● Written exercise
Your job is to retype all of the data word for word, leaving every image out.

● Stored rows

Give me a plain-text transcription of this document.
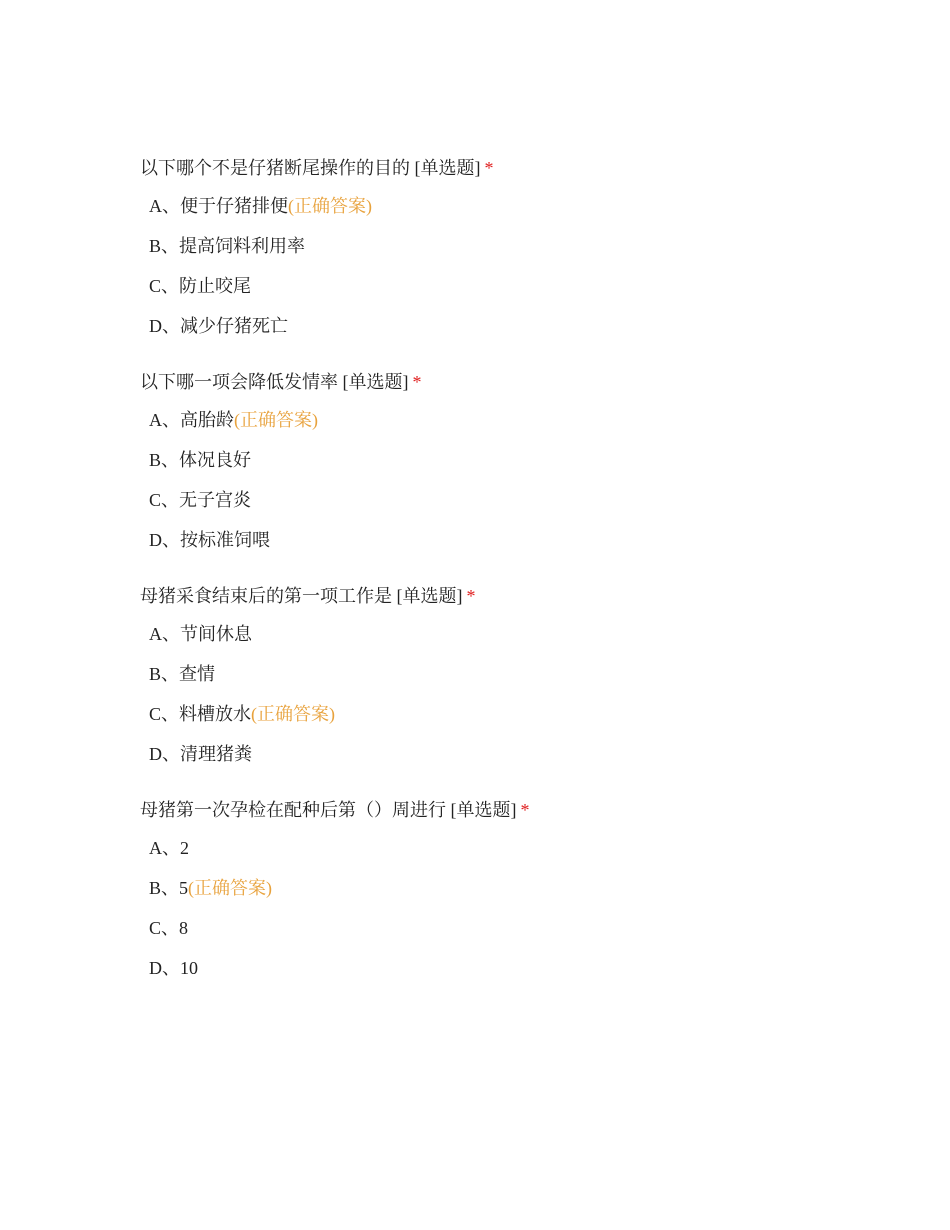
以下哪个不是仔猪断尾操作的目的 [单选题] *
A、便于仔猪排便(正确答案)
B、提高饲料利用率
C、防止咬尾
D、减少仔猪死亡
以下哪一项会降低发情率 [单选题] *
A、高胎龄(正确答案)
B、体况良好
C、无子宫炎
D、按标准饲喂
母猪采食结束后的第一项工作是 [单选题] *
A、节间休息
B、查情
C、料槽放水(正确答案)
D、清理猪粪
母猪第一次孕检在配种后第（）周进行 [单选题] *
A、2
B、5(正确答案)
C、8
D、10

● Solution for this task
Give me a plain-text transcription of this document.
以下哪个不是仔猪断尾操作的目的 [单选题] *
A、便于仔猪排便(正确答案)
B、提高饲料利用率
C、防止咬尾
D、减少仔猪死亡
以下哪一项会降低发情率 [单选题] *
A、高胎龄(正确答案)
B、体况良好
C、无子宫炎
D、按标准饲喂
母猪采食结束后的第一项工作是 [单选题] *
A、节间休息
B、查情
C、料槽放水(正确答案)
D、清理猪粪
母猪第一次孕检在配种后第（）周进行 [单选题] *
A、2
B、5(正确答案)
C、8
D、10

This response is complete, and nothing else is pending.